* [Problem statement]:
Gather all lines in the data that hold the string "晶丰明源".

Dataset listings of figures:
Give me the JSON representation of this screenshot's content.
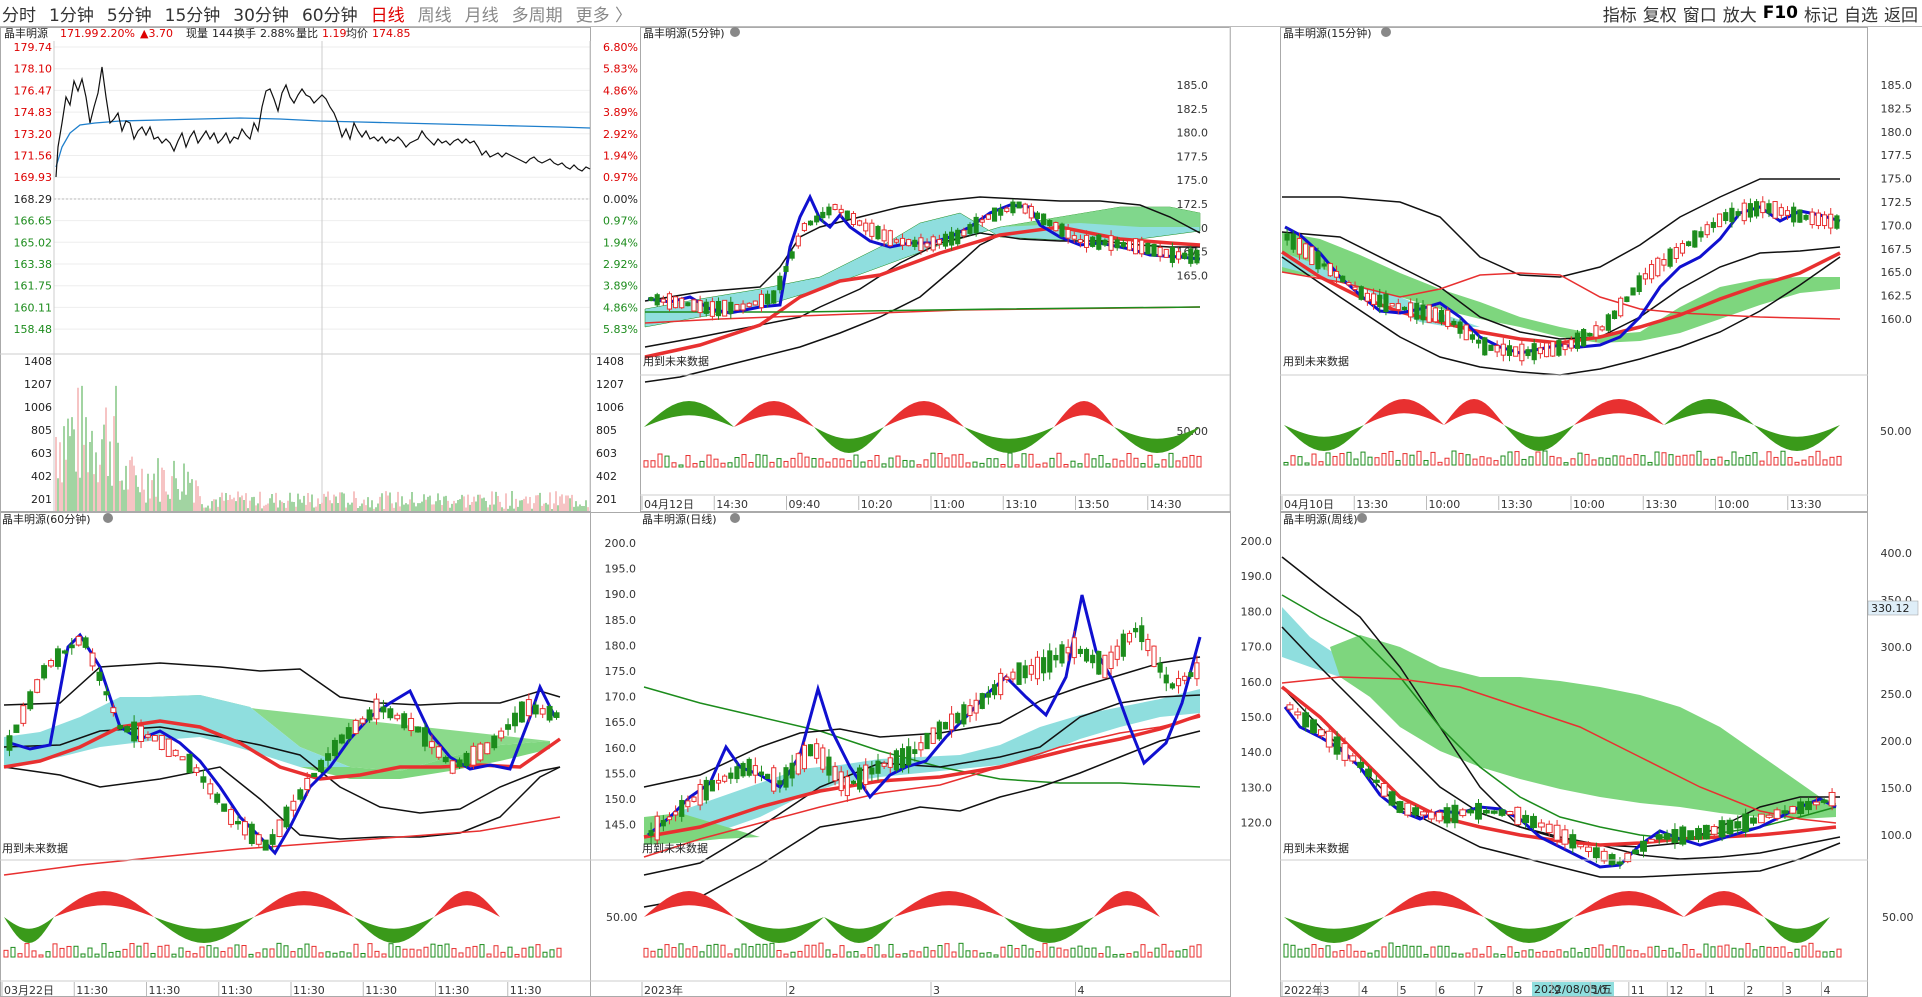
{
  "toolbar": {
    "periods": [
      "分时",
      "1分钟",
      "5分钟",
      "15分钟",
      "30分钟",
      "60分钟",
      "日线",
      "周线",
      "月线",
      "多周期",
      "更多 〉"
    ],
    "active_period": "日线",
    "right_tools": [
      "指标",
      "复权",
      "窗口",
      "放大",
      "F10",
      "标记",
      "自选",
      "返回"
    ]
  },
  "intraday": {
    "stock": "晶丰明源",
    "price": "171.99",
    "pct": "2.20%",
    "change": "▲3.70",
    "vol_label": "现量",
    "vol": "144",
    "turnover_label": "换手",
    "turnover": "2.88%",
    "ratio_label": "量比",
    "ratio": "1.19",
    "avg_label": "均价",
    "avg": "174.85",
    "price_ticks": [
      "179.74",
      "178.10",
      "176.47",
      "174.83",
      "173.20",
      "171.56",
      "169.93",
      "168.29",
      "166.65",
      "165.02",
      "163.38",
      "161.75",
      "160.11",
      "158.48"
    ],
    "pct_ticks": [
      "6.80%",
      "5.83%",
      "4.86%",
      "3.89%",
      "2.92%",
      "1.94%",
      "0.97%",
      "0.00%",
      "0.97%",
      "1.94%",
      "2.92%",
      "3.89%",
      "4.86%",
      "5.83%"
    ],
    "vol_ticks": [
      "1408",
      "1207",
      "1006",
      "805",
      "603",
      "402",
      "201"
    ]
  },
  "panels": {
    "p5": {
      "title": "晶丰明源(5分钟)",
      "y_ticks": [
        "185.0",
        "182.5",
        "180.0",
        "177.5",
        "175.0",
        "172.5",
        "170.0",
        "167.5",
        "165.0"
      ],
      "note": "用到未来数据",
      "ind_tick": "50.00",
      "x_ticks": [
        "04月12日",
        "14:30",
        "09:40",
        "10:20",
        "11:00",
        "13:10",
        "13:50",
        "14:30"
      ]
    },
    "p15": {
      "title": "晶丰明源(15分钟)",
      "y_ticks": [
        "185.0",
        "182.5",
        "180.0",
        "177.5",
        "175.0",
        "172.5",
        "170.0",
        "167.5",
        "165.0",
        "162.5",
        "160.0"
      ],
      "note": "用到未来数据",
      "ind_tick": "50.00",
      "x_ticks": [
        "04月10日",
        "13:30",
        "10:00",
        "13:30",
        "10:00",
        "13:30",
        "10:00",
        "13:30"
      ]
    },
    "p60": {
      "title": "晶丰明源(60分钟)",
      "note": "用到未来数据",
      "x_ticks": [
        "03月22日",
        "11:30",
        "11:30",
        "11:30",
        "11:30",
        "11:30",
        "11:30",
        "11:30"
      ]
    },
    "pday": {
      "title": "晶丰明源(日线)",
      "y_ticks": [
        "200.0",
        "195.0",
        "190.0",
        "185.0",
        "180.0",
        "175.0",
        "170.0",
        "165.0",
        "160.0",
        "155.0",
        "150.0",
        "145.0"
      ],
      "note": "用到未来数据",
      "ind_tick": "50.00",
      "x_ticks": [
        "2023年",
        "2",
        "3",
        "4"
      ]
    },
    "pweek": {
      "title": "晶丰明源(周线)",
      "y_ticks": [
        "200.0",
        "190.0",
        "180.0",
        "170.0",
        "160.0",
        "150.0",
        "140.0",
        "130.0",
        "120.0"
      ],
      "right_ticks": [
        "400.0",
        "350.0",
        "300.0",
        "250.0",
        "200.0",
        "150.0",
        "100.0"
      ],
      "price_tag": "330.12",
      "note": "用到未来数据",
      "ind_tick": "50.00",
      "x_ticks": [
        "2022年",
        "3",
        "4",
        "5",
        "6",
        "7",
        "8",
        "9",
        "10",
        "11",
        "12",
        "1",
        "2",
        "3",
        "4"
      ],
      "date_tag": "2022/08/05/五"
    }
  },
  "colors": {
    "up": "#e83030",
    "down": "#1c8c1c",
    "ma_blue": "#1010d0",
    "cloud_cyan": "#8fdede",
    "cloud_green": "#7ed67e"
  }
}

---

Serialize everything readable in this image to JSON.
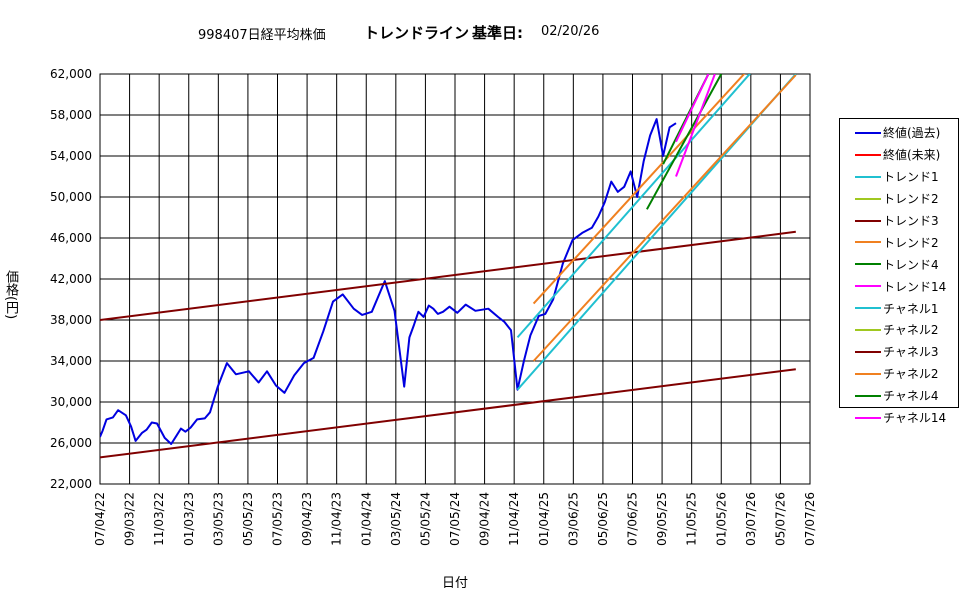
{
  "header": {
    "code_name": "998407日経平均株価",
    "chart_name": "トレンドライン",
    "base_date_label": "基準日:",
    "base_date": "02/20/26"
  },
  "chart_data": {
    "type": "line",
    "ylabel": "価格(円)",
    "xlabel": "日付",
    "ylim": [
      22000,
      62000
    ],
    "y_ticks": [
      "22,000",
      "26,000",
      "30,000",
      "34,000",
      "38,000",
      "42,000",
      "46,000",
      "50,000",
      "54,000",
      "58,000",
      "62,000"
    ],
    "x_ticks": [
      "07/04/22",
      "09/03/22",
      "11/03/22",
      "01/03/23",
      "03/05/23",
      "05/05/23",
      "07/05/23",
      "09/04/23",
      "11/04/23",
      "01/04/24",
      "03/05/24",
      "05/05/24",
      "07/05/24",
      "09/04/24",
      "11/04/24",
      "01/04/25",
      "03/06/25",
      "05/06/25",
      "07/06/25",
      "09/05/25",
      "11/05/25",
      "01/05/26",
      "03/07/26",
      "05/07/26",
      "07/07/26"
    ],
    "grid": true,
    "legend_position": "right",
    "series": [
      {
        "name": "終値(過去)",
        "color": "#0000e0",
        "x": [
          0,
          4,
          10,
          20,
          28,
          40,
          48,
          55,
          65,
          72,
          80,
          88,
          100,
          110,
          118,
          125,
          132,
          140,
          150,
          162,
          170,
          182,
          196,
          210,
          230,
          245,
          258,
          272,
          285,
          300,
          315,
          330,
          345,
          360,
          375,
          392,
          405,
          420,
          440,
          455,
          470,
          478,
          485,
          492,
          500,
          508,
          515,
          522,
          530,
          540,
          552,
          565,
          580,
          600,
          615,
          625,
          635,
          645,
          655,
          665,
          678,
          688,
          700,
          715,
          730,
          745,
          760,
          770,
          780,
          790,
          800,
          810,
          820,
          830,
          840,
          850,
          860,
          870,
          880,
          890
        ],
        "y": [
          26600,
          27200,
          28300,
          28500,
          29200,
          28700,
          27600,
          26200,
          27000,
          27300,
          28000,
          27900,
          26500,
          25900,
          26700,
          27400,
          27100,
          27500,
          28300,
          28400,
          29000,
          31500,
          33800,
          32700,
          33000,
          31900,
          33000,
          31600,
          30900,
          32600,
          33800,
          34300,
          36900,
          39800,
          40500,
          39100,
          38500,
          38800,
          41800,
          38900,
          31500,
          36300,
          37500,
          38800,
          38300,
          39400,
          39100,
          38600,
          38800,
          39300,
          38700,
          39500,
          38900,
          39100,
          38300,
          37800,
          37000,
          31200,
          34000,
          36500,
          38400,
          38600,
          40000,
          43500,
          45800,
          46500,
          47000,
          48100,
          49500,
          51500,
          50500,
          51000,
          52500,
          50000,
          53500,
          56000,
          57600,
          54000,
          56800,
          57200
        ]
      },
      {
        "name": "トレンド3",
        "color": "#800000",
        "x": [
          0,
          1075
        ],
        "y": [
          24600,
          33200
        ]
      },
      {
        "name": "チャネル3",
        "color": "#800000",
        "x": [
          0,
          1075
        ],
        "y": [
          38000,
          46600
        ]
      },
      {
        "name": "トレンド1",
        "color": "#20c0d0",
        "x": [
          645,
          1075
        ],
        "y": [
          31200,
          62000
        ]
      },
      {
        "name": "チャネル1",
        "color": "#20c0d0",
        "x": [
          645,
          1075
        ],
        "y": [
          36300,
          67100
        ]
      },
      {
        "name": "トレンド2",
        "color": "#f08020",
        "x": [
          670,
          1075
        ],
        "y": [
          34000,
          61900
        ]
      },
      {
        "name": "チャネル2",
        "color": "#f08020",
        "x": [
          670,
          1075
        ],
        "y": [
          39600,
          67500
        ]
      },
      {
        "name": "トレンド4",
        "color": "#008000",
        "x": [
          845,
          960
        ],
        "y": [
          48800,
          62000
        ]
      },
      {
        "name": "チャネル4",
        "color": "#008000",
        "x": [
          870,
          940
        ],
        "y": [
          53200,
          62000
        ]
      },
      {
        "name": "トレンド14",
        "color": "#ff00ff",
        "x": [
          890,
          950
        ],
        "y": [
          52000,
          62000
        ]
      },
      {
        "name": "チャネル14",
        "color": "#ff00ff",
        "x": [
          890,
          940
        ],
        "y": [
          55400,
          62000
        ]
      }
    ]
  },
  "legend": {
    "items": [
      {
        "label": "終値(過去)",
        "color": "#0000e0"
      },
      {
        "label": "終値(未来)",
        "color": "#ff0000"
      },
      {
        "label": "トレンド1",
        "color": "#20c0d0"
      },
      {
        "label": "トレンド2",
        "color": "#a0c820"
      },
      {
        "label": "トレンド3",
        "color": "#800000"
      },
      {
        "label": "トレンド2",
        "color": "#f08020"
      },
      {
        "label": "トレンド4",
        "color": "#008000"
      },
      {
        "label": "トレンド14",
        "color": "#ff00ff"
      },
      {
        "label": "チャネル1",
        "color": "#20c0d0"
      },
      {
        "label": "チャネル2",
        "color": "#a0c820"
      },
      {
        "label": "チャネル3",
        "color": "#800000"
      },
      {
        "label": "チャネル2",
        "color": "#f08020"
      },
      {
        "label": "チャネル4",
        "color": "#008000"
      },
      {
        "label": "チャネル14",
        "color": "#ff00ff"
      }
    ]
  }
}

* [Solution to this problem]:
    "stock": "晶丰明源",
      "title": "晶丰明源(5分钟)",
      "title": "晶丰明源(15分钟)",
      "title": "晶丰明源(60分钟)",
      "title": "晶丰明源(日线)",
      "title": "晶丰明源(周线)",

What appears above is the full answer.